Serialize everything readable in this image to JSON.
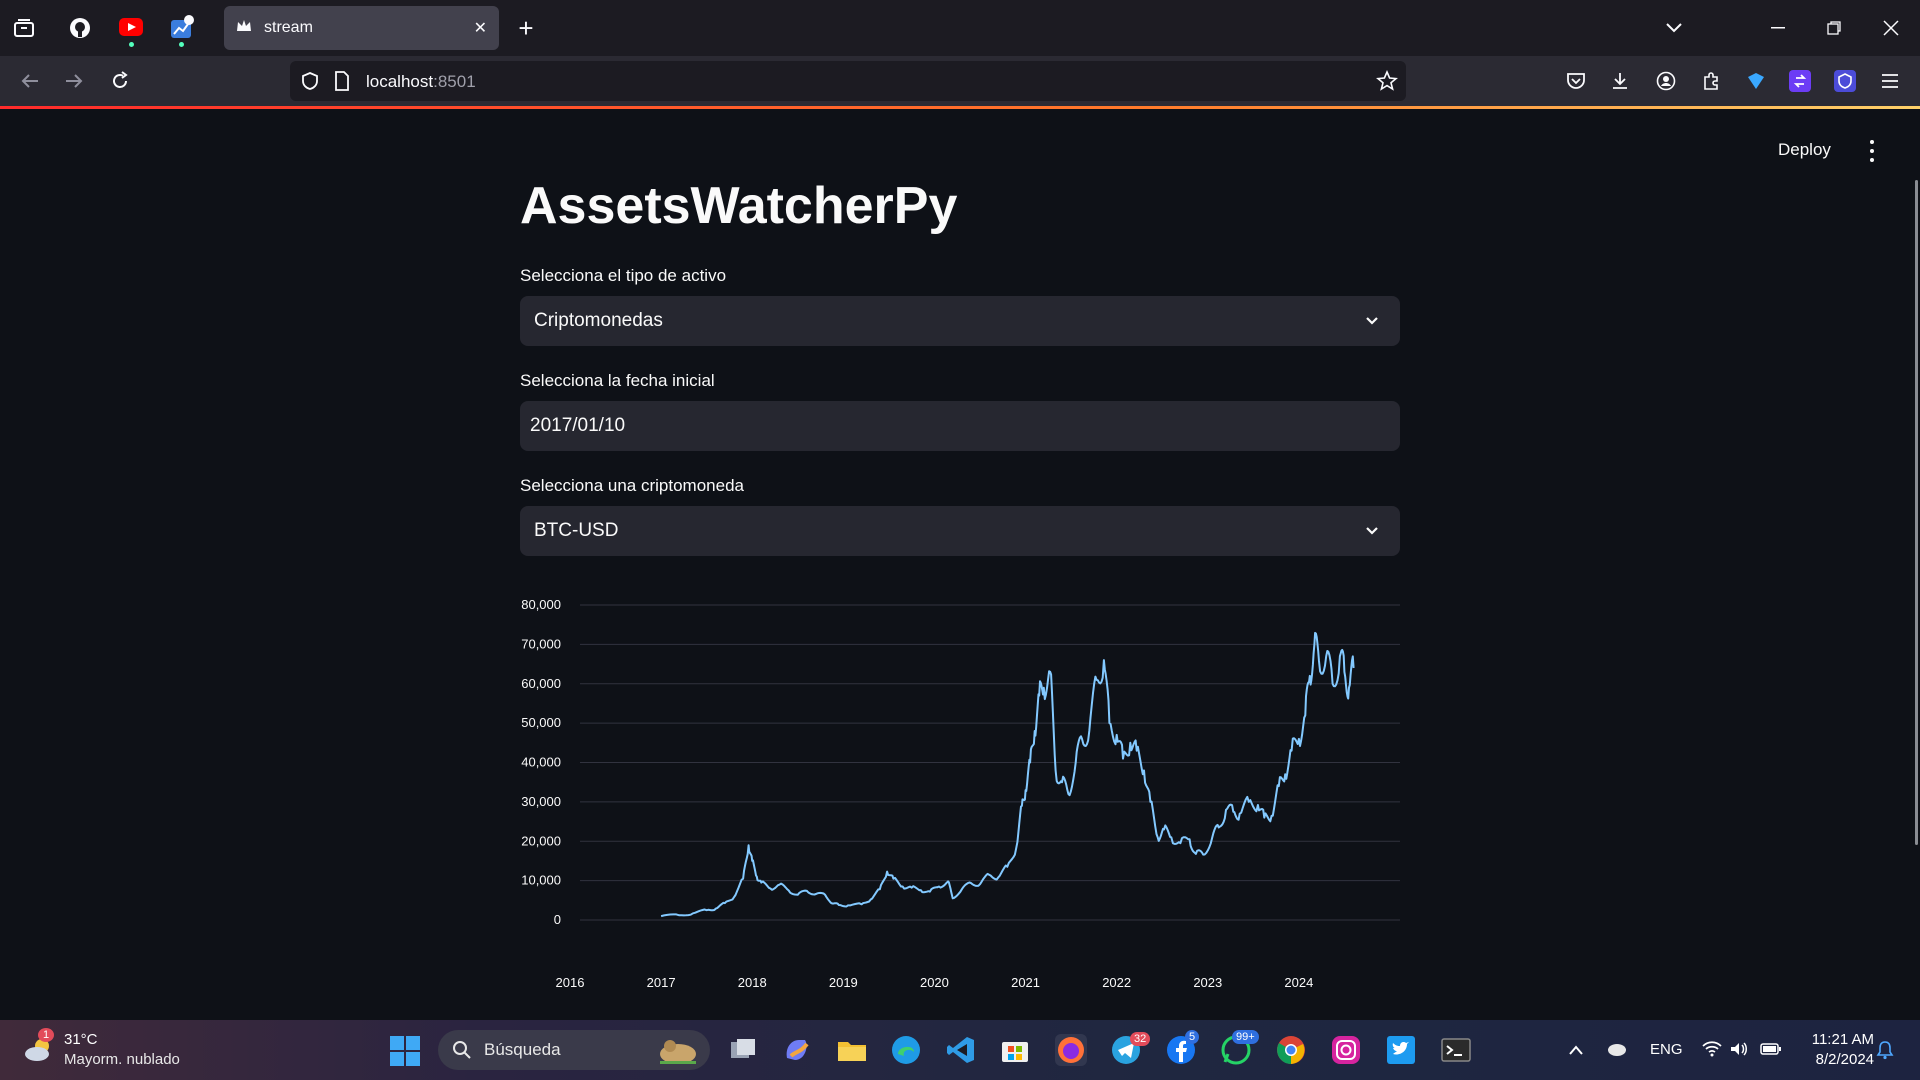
{
  "browser": {
    "tab_title": "stream",
    "url_host": "localhost",
    "url_port": ":8501"
  },
  "app": {
    "deploy_label": "Deploy",
    "title": "AssetsWatcherPy",
    "asset_type_label": "Selecciona el tipo de activo",
    "asset_type_value": "Criptomonedas",
    "start_date_label": "Selecciona la fecha inicial",
    "start_date_value": "2017/01/10",
    "crypto_label": "Selecciona una criptomoneda",
    "crypto_value": "BTC-USD"
  },
  "chart_data": {
    "type": "line",
    "title": "",
    "xlabel": "",
    "ylabel": "",
    "x_ticks": [
      "2016",
      "2017",
      "2018",
      "2019",
      "2020",
      "2021",
      "2022",
      "2023",
      "2024"
    ],
    "y_ticks": [
      "0",
      "10,000",
      "20,000",
      "30,000",
      "40,000",
      "50,000",
      "60,000",
      "70,000",
      "80,000"
    ],
    "xlim": [
      2016.0,
      2025.0
    ],
    "ylim": [
      0,
      80000
    ],
    "grid": true,
    "line_color": "#83c9ff",
    "series": [
      {
        "x": [
          2017.0,
          2017.2,
          2017.35,
          2017.5,
          2017.6,
          2017.7,
          2017.8,
          2017.9,
          2017.96,
          2018.0,
          2018.05,
          2018.1,
          2018.2,
          2018.3,
          2018.4,
          2018.5,
          2018.6,
          2018.7,
          2018.8,
          2018.88,
          2018.95,
          2019.05,
          2019.2,
          2019.3,
          2019.4,
          2019.48,
          2019.55,
          2019.65,
          2019.75,
          2019.85,
          2019.95,
          2020.05,
          2020.15,
          2020.2,
          2020.3,
          2020.4,
          2020.5,
          2020.6,
          2020.7,
          2020.8,
          2020.9,
          2020.96,
          2021.0,
          2021.05,
          2021.1,
          2021.15,
          2021.2,
          2021.27,
          2021.33,
          2021.4,
          2021.47,
          2021.55,
          2021.62,
          2021.7,
          2021.78,
          2021.86,
          2021.92,
          2022.0,
          2022.07,
          2022.15,
          2022.22,
          2022.3,
          2022.37,
          2022.45,
          2022.52,
          2022.6,
          2022.7,
          2022.8,
          2022.87,
          2022.95,
          2023.05,
          2023.12,
          2023.2,
          2023.28,
          2023.35,
          2023.45,
          2023.55,
          2023.62,
          2023.7,
          2023.78,
          2023.85,
          2023.92,
          2024.0,
          2024.07,
          2024.12,
          2024.17,
          2024.22,
          2024.3,
          2024.37,
          2024.45,
          2024.5,
          2024.55,
          2024.6
        ],
        "y": [
          1000,
          1200,
          1700,
          2500,
          2900,
          4300,
          5800,
          10500,
          19000,
          15000,
          11000,
          9500,
          8000,
          9000,
          7500,
          6400,
          7400,
          6600,
          6400,
          4200,
          3800,
          3700,
          4000,
          5200,
          7800,
          12300,
          10500,
          8500,
          8200,
          7600,
          7200,
          8500,
          9800,
          5500,
          7800,
          9400,
          9100,
          11500,
          10800,
          13500,
          18500,
          29000,
          33000,
          40000,
          48000,
          57000,
          59000,
          63000,
          38000,
          35000,
          32000,
          40000,
          46000,
          48000,
          61000,
          66000,
          50000,
          47000,
          41000,
          45000,
          43000,
          38000,
          30000,
          21000,
          23000,
          21000,
          19500,
          20500,
          16800,
          16600,
          21000,
          23500,
          28000,
          27500,
          27000,
          30000,
          29200,
          26000,
          26500,
          34000,
          37000,
          43000,
          46000,
          52000,
          62000,
          70000,
          66000,
          67000,
          60000,
          67000,
          63000,
          59000,
          64000
        ]
      }
    ]
  },
  "taskbar": {
    "weather_badge": "1",
    "weather_temp": "31°C",
    "weather_desc": "Mayorm. nublado",
    "search_placeholder": "Búsqueda",
    "telegram_badge": "32",
    "facebook_badge": "5",
    "whatsapp_badge": "99+",
    "language": "ENG",
    "time": "11:21 AM",
    "date": "8/2/2024"
  }
}
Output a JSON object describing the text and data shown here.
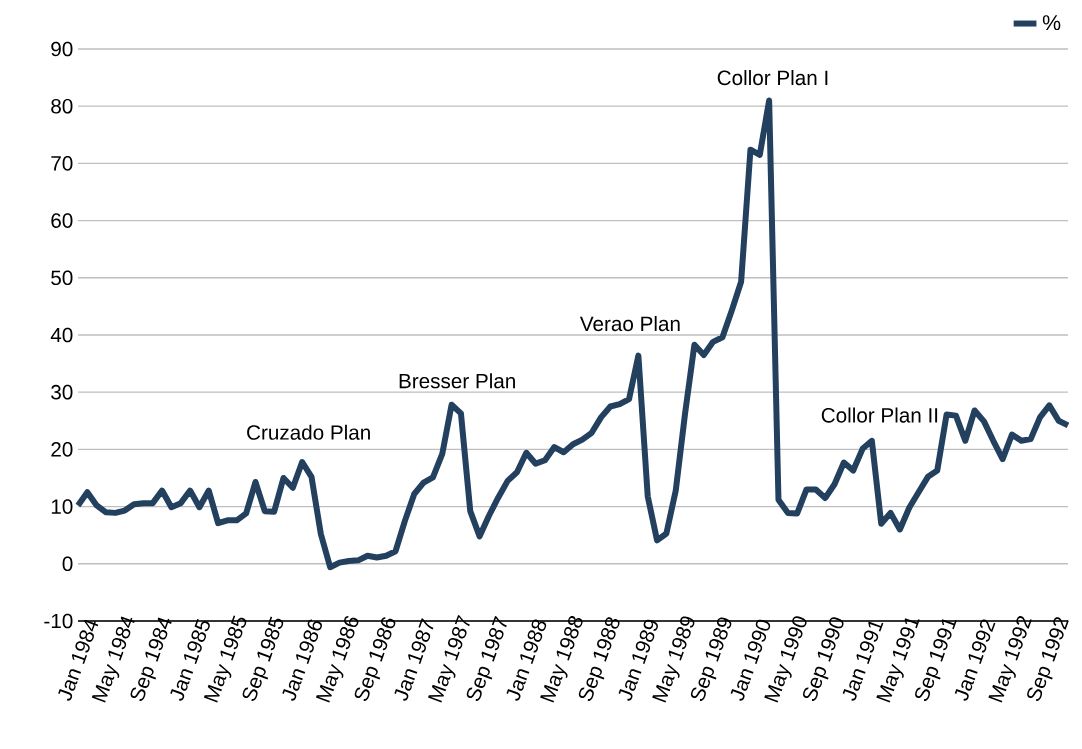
{
  "chart_data": {
    "type": "line",
    "categories": [
      "Jan 1984",
      null,
      null,
      null,
      "May 1984",
      null,
      null,
      null,
      "Sep 1984",
      null,
      null,
      null,
      "Jan 1985",
      null,
      null,
      null,
      "May 1985",
      null,
      null,
      null,
      "Sep 1985",
      null,
      null,
      null,
      "Jan 1986",
      null,
      null,
      null,
      "May 1986",
      null,
      null,
      null,
      "Sep 1986",
      null,
      null,
      null,
      "Jan 1987",
      null,
      null,
      null,
      "May 1987",
      null,
      null,
      null,
      "Sep 1987",
      null,
      null,
      null,
      "Jan 1988",
      null,
      null,
      null,
      "May 1988",
      null,
      null,
      null,
      "Sep 1988",
      null,
      null,
      null,
      "Jan 1989",
      null,
      null,
      null,
      "May 1989",
      null,
      null,
      null,
      "Sep 1989",
      null,
      null,
      null,
      "Jan 1990",
      null,
      null,
      null,
      "May 1990",
      null,
      null,
      null,
      "Sep 1990",
      null,
      null,
      null,
      "Jan 1991",
      null,
      null,
      null,
      "May 1991",
      null,
      null,
      null,
      "Sep 1991",
      null,
      null,
      null,
      "Jan 1992",
      null,
      null,
      null,
      "May 1992",
      null,
      null,
      null,
      "Sep 1992",
      null,
      null
    ],
    "series": [
      {
        "name": "%",
        "color": "#23415f",
        "values": [
          10.2,
          12.5,
          10.2,
          9,
          8.9,
          9.3,
          10.4,
          10.6,
          10.6,
          12.8,
          9.9,
          10.6,
          12.8,
          9.9,
          12.8,
          7.1,
          7.6,
          7.6,
          8.8,
          14.3,
          9.2,
          9.1,
          15,
          13.3,
          17.8,
          15.2,
          5.2,
          -0.6,
          0.2,
          0.5,
          0.6,
          1.4,
          1.1,
          1.4,
          2.2,
          7.5,
          12.2,
          14.2,
          15.1,
          19.2,
          27.8,
          26.3,
          9.2,
          4.8,
          8.4,
          11.6,
          14.5,
          16,
          19.4,
          17.5,
          18.1,
          20.4,
          19.5,
          20.9,
          21.7,
          22.9,
          25.6,
          27.5,
          27.9,
          28.8,
          36.4,
          11.8,
          4.1,
          5.3,
          12.8,
          26.3,
          38.3,
          36.5,
          38.8,
          39.6,
          44.3,
          49.3,
          72.4,
          71.5,
          81,
          11.2,
          8.9,
          8.8,
          13,
          13,
          11.5,
          13.9,
          17.7,
          16.3,
          20.1,
          21.5,
          7,
          8.9,
          6,
          9.8,
          12.5,
          15.2,
          16.3,
          26.1,
          25.9,
          21.5,
          26.8,
          24.9,
          21.5,
          18.3,
          22.6,
          21.5,
          21.8,
          25.6,
          27.7,
          25,
          24.2
        ]
      }
    ],
    "ylim": [
      -10,
      90
    ],
    "yticks": [
      -10,
      0,
      10,
      20,
      30,
      40,
      50,
      60,
      70,
      80,
      90
    ],
    "grid": "y",
    "legend": "top right",
    "annotations": [
      "Cruzado Plan",
      "Bresser Plan",
      "Verao Plan",
      "Collor Plan I",
      "Collor Plan II"
    ]
  }
}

_Written request_
Retype the whole listing exactly and leave the pictures out.

_Worked answer_
Serialize everything readable in this image to JSON.
{
  "browser": {
    "tab_title": "stream",
    "url_host": "localhost",
    "url_port": ":8501"
  },
  "app": {
    "deploy_label": "Deploy",
    "title": "AssetsWatcherPy",
    "asset_type_label": "Selecciona el tipo de activo",
    "asset_type_value": "Criptomonedas",
    "start_date_label": "Selecciona la fecha inicial",
    "start_date_value": "2017/01/10",
    "crypto_label": "Selecciona una criptomoneda",
    "crypto_value": "BTC-USD"
  },
  "chart_data": {
    "type": "line",
    "title": "",
    "xlabel": "",
    "ylabel": "",
    "x_ticks": [
      "2016",
      "2017",
      "2018",
      "2019",
      "2020",
      "2021",
      "2022",
      "2023",
      "2024"
    ],
    "y_ticks": [
      "0",
      "10,000",
      "20,000",
      "30,000",
      "40,000",
      "50,000",
      "60,000",
      "70,000",
      "80,000"
    ],
    "xlim": [
      2016.0,
      2025.0
    ],
    "ylim": [
      0,
      80000
    ],
    "grid": true,
    "line_color": "#83c9ff",
    "series": [
      {
        "x": [
          2017.0,
          2017.2,
          2017.35,
          2017.5,
          2017.6,
          2017.7,
          2017.8,
          2017.9,
          2017.96,
          2018.0,
          2018.05,
          2018.1,
          2018.2,
          2018.3,
          2018.4,
          2018.5,
          2018.6,
          2018.7,
          2018.8,
          2018.88,
          2018.95,
          2019.05,
          2019.2,
          2019.3,
          2019.4,
          2019.48,
          2019.55,
          2019.65,
          2019.75,
          2019.85,
          2019.95,
          2020.05,
          2020.15,
          2020.2,
          2020.3,
          2020.4,
          2020.5,
          2020.6,
          2020.7,
          2020.8,
          2020.9,
          2020.96,
          2021.0,
          2021.05,
          2021.1,
          2021.15,
          2021.2,
          2021.27,
          2021.33,
          2021.4,
          2021.47,
          2021.55,
          2021.62,
          2021.7,
          2021.78,
          2021.86,
          2021.92,
          2022.0,
          2022.07,
          2022.15,
          2022.22,
          2022.3,
          2022.37,
          2022.45,
          2022.52,
          2022.6,
          2022.7,
          2022.8,
          2022.87,
          2022.95,
          2023.05,
          2023.12,
          2023.2,
          2023.28,
          2023.35,
          2023.45,
          2023.55,
          2023.62,
          2023.7,
          2023.78,
          2023.85,
          2023.92,
          2024.0,
          2024.07,
          2024.12,
          2024.17,
          2024.22,
          2024.3,
          2024.37,
          2024.45,
          2024.5,
          2024.55,
          2024.6
        ],
        "y": [
          1000,
          1200,
          1700,
          2500,
          2900,
          4300,
          5800,
          10500,
          19000,
          15000,
          11000,
          9500,
          8000,
          9000,
          7500,
          6400,
          7400,
          6600,
          6400,
          4200,
          3800,
          3700,
          4000,
          5200,
          7800,
          12300,
          10500,
          8500,
          8200,
          7600,
          7200,
          8500,
          9800,
          5500,
          7800,
          9400,
          9100,
          11500,
          10800,
          13500,
          18500,
          29000,
          33000,
          40000,
          48000,
          57000,
          59000,
          63000,
          38000,
          35000,
          32000,
          40000,
          46000,
          48000,
          61000,
          66000,
          50000,
          47000,
          41000,
          45000,
          43000,
          38000,
          30000,
          21000,
          23000,
          21000,
          19500,
          20500,
          16800,
          16600,
          21000,
          23500,
          28000,
          27500,
          27000,
          30000,
          29200,
          26000,
          26500,
          34000,
          37000,
          43000,
          46000,
          52000,
          62000,
          70000,
          66000,
          67000,
          60000,
          67000,
          63000,
          59000,
          64000
        ]
      }
    ]
  },
  "taskbar": {
    "weather_badge": "1",
    "weather_temp": "31°C",
    "weather_desc": "Mayorm. nublado",
    "search_placeholder": "Búsqueda",
    "telegram_badge": "32",
    "facebook_badge": "5",
    "whatsapp_badge": "99+",
    "language": "ENG",
    "time": "11:21 AM",
    "date": "8/2/2024"
  }
}
Output a JSON object describing the text and data shown here.
{
  "chart_data": {
    "type": "line",
    "categories": [
      "Jan 1984",
      null,
      null,
      null,
      "May 1984",
      null,
      null,
      null,
      "Sep 1984",
      null,
      null,
      null,
      "Jan 1985",
      null,
      null,
      null,
      "May 1985",
      null,
      null,
      null,
      "Sep 1985",
      null,
      null,
      null,
      "Jan 1986",
      null,
      null,
      null,
      "May 1986",
      null,
      null,
      null,
      "Sep 1986",
      null,
      null,
      null,
      "Jan 1987",
      null,
      null,
      null,
      "May 1987",
      null,
      null,
      null,
      "Sep 1987",
      null,
      null,
      null,
      "Jan 1988",
      null,
      null,
      null,
      "May 1988",
      null,
      null,
      null,
      "Sep 1988",
      null,
      null,
      null,
      "Jan 1989",
      null,
      null,
      null,
      "May 1989",
      null,
      null,
      null,
      "Sep 1989",
      null,
      null,
      null,
      "Jan 1990",
      null,
      null,
      null,
      "May 1990",
      null,
      null,
      null,
      "Sep 1990",
      null,
      null,
      null,
      "Jan 1991",
      null,
      null,
      null,
      "May 1991",
      null,
      null,
      null,
      "Sep 1991",
      null,
      null,
      null,
      "Jan 1992",
      null,
      null,
      null,
      "May 1992",
      null,
      null,
      null,
      "Sep 1992",
      null,
      null
    ],
    "series": [
      {
        "name": "%",
        "color": "#23415f",
        "values": [
          10.2,
          12.5,
          10.2,
          9,
          8.9,
          9.3,
          10.4,
          10.6,
          10.6,
          12.8,
          9.9,
          10.6,
          12.8,
          9.9,
          12.8,
          7.1,
          7.6,
          7.6,
          8.8,
          14.3,
          9.2,
          9.1,
          15,
          13.3,
          17.8,
          15.2,
          5.2,
          -0.6,
          0.2,
          0.5,
          0.6,
          1.4,
          1.1,
          1.4,
          2.2,
          7.5,
          12.2,
          14.2,
          15.1,
          19.2,
          27.8,
          26.3,
          9.2,
          4.8,
          8.4,
          11.6,
          14.5,
          16,
          19.4,
          17.5,
          18.1,
          20.4,
          19.5,
          20.9,
          21.7,
          22.9,
          25.6,
          27.5,
          27.9,
          28.8,
          36.4,
          11.8,
          4.1,
          5.3,
          12.8,
          26.3,
          38.3,
          36.5,
          38.8,
          39.6,
          44.3,
          49.3,
          72.4,
          71.5,
          81,
          11.2,
          8.9,
          8.8,
          13,
          13,
          11.5,
          13.9,
          17.7,
          16.3,
          20.1,
          21.5,
          7,
          8.9,
          6,
          9.8,
          12.5,
          15.2,
          16.3,
          26.1,
          25.9,
          21.5,
          26.8,
          24.9,
          21.5,
          18.3,
          22.6,
          21.5,
          21.8,
          25.6,
          27.7,
          25,
          24.2
        ]
      }
    ],
    "ylim": [
      -10,
      90
    ],
    "yticks": [
      -10,
      0,
      10,
      20,
      30,
      40,
      50,
      60,
      70,
      80,
      90
    ],
    "grid": "y",
    "legend": "top right",
    "annotations": [
      "Cruzado Plan",
      "Bresser Plan",
      "Verao Plan",
      "Collor Plan I",
      "Collor Plan II"
    ]
  }
}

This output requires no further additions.